• _Task details_: In how many lines of the data does the word "Noord" appear? Give the number by itself.

• _Extracted records_:
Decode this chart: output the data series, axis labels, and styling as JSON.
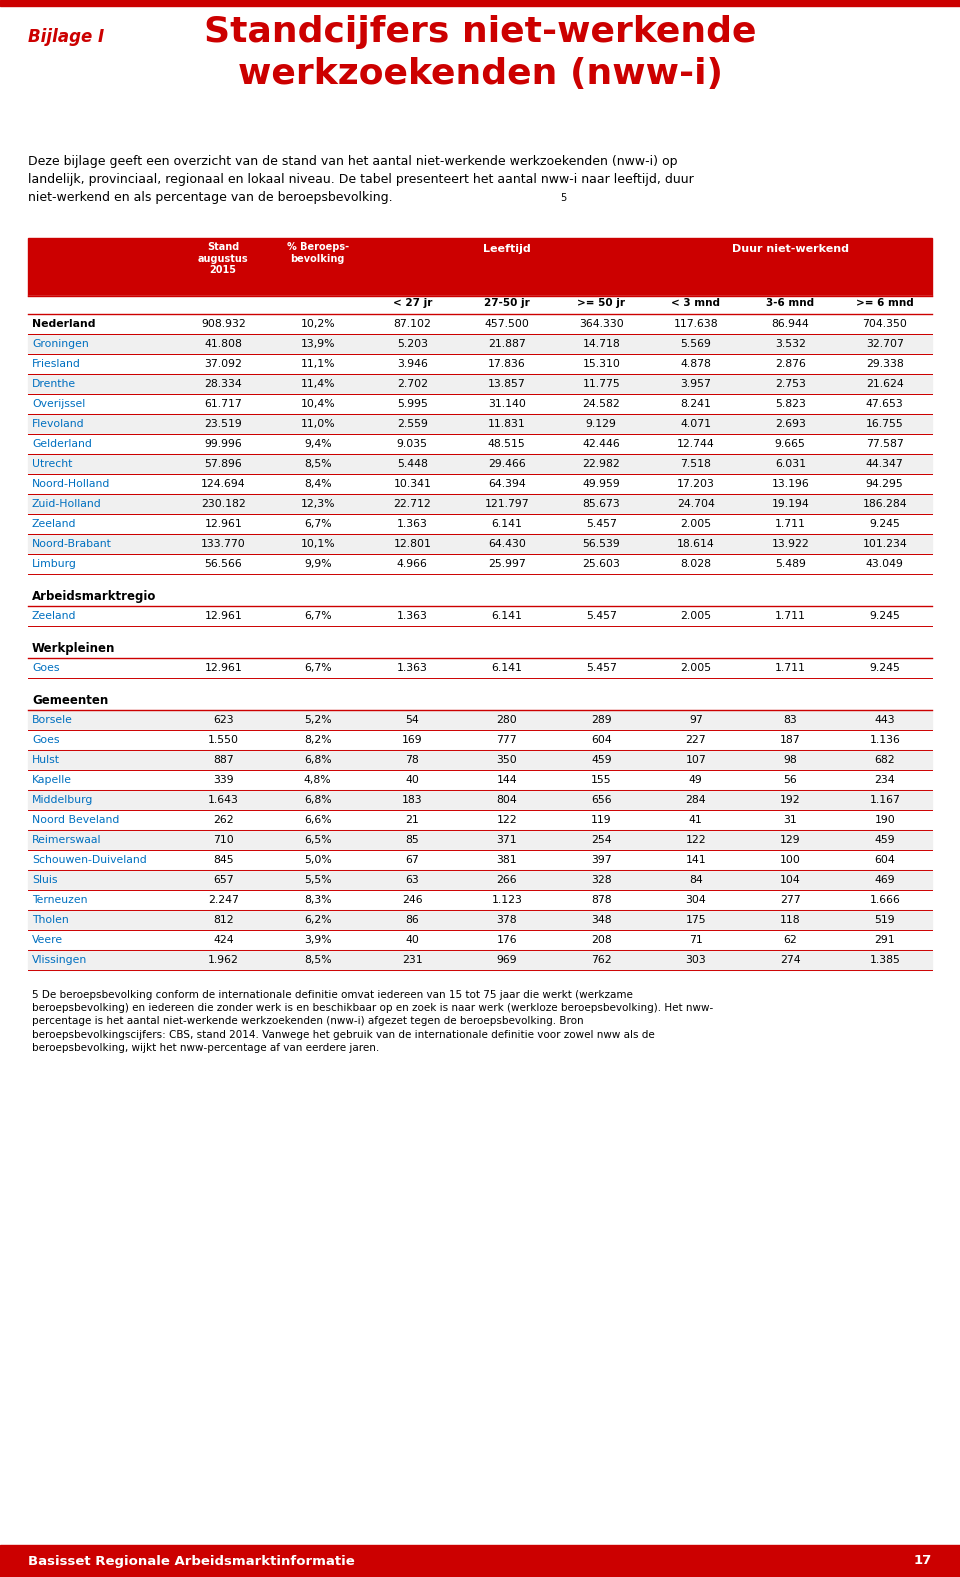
{
  "title_bijlage": "Bijlage I",
  "title_main": "Standcijfers niet-werkende\nwerkzoekenden (nww-i)",
  "intro_text": "Deze bijlage geeft een overzicht van de stand van het aantal niet-werkende werkzoekenden (nww-i) op\nlandelijk, provinciaal, regionaal en lokaal niveau. De tabel presenteert het aantal nww-i naar leeftijd, duur\nniet-werkend en als percentage van de beroepsbevolking.",
  "footnote_sup": "5",
  "section_nederland": {
    "label": "Nederland",
    "data": [
      "908.932",
      "10,2%",
      "87.102",
      "457.500",
      "364.330",
      "117.638",
      "86.944",
      "704.350"
    ]
  },
  "provincies": [
    {
      "name": "Groningen",
      "data": [
        "41.808",
        "13,9%",
        "5.203",
        "21.887",
        "14.718",
        "5.569",
        "3.532",
        "32.707"
      ]
    },
    {
      "name": "Friesland",
      "data": [
        "37.092",
        "11,1%",
        "3.946",
        "17.836",
        "15.310",
        "4.878",
        "2.876",
        "29.338"
      ]
    },
    {
      "name": "Drenthe",
      "data": [
        "28.334",
        "11,4%",
        "2.702",
        "13.857",
        "11.775",
        "3.957",
        "2.753",
        "21.624"
      ]
    },
    {
      "name": "Overijssel",
      "data": [
        "61.717",
        "10,4%",
        "5.995",
        "31.140",
        "24.582",
        "8.241",
        "5.823",
        "47.653"
      ]
    },
    {
      "name": "Flevoland",
      "data": [
        "23.519",
        "11,0%",
        "2.559",
        "11.831",
        "9.129",
        "4.071",
        "2.693",
        "16.755"
      ]
    },
    {
      "name": "Gelderland",
      "data": [
        "99.996",
        "9,4%",
        "9.035",
        "48.515",
        "42.446",
        "12.744",
        "9.665",
        "77.587"
      ]
    },
    {
      "name": "Utrecht",
      "data": [
        "57.896",
        "8,5%",
        "5.448",
        "29.466",
        "22.982",
        "7.518",
        "6.031",
        "44.347"
      ]
    },
    {
      "name": "Noord-Holland",
      "data": [
        "124.694",
        "8,4%",
        "10.341",
        "64.394",
        "49.959",
        "17.203",
        "13.196",
        "94.295"
      ]
    },
    {
      "name": "Zuid-Holland",
      "data": [
        "230.182",
        "12,3%",
        "22.712",
        "121.797",
        "85.673",
        "24.704",
        "19.194",
        "186.284"
      ]
    },
    {
      "name": "Zeeland",
      "data": [
        "12.961",
        "6,7%",
        "1.363",
        "6.141",
        "5.457",
        "2.005",
        "1.711",
        "9.245"
      ]
    },
    {
      "name": "Noord-Brabant",
      "data": [
        "133.770",
        "10,1%",
        "12.801",
        "64.430",
        "56.539",
        "18.614",
        "13.922",
        "101.234"
      ]
    },
    {
      "name": "Limburg",
      "data": [
        "56.566",
        "9,9%",
        "4.966",
        "25.997",
        "25.603",
        "8.028",
        "5.489",
        "43.049"
      ]
    }
  ],
  "arbeidsmarktregio_label": "Arbeidsmarktregio",
  "arbeidsmarktregio": [
    {
      "name": "Zeeland",
      "data": [
        "12.961",
        "6,7%",
        "1.363",
        "6.141",
        "5.457",
        "2.005",
        "1.711",
        "9.245"
      ]
    }
  ],
  "werkpleinen_label": "Werkpleinen",
  "werkpleinen": [
    {
      "name": "Goes",
      "data": [
        "12.961",
        "6,7%",
        "1.363",
        "6.141",
        "5.457",
        "2.005",
        "1.711",
        "9.245"
      ]
    }
  ],
  "gemeenten_label": "Gemeenten",
  "gemeenten": [
    {
      "name": "Borsele",
      "data": [
        "623",
        "5,2%",
        "54",
        "280",
        "289",
        "97",
        "83",
        "443"
      ]
    },
    {
      "name": "Goes",
      "data": [
        "1.550",
        "8,2%",
        "169",
        "777",
        "604",
        "227",
        "187",
        "1.136"
      ]
    },
    {
      "name": "Hulst",
      "data": [
        "887",
        "6,8%",
        "78",
        "350",
        "459",
        "107",
        "98",
        "682"
      ]
    },
    {
      "name": "Kapelle",
      "data": [
        "339",
        "4,8%",
        "40",
        "144",
        "155",
        "49",
        "56",
        "234"
      ]
    },
    {
      "name": "Middelburg",
      "data": [
        "1.643",
        "6,8%",
        "183",
        "804",
        "656",
        "284",
        "192",
        "1.167"
      ]
    },
    {
      "name": "Noord Beveland",
      "data": [
        "262",
        "6,6%",
        "21",
        "122",
        "119",
        "41",
        "31",
        "190"
      ]
    },
    {
      "name": "Reimerswaal",
      "data": [
        "710",
        "6,5%",
        "85",
        "371",
        "254",
        "122",
        "129",
        "459"
      ]
    },
    {
      "name": "Schouwen-Duiveland",
      "data": [
        "845",
        "5,0%",
        "67",
        "381",
        "397",
        "141",
        "100",
        "604"
      ]
    },
    {
      "name": "Sluis",
      "data": [
        "657",
        "5,5%",
        "63",
        "266",
        "328",
        "84",
        "104",
        "469"
      ]
    },
    {
      "name": "Terneuzen",
      "data": [
        "2.247",
        "8,3%",
        "246",
        "1.123",
        "878",
        "304",
        "277",
        "1.666"
      ]
    },
    {
      "name": "Tholen",
      "data": [
        "812",
        "6,2%",
        "86",
        "378",
        "348",
        "175",
        "118",
        "519"
      ]
    },
    {
      "name": "Veere",
      "data": [
        "424",
        "3,9%",
        "40",
        "176",
        "208",
        "71",
        "62",
        "291"
      ]
    },
    {
      "name": "Vlissingen",
      "data": [
        "1.962",
        "8,5%",
        "231",
        "969",
        "762",
        "303",
        "274",
        "1.385"
      ]
    }
  ],
  "footer_text": "5 De beroepsbevolking conform de internationale definitie omvat iedereen van 15 tot 75 jaar die werkt (werkzame\nberoepsbevolking) en iedereen die zonder werk is en beschikbaar op en zoek is naar werk (werkloze beroepsbevolking). Het nww-\npercentage is het aantal niet-werkende werkzoekenden (nww-i) afgezet tegen de beroepsbevolking. Bron\nberoepsbevolkingscijfers: CBS, stand 2014. Vanwege het gebruik van de internationale definitie voor zowel nww als de\nberoepsbevolking, wijkt het nww-percentage af van eerdere jaren.",
  "footer_bar_text": "Basisset Regionale Arbeidsmarktinformatie",
  "footer_page": "17",
  "color_red": "#CC0000",
  "color_blue": "#0070C0",
  "color_header_bg": "#CC0000",
  "color_header_text": "#FFFFFF",
  "color_row_alt": "#F0F0F0",
  "color_row_normal": "#FFFFFF",
  "color_border": "#CC0000",
  "top_bar_color": "#CC0000",
  "bottom_bar_color": "#CC0000"
}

• _Final result_: 3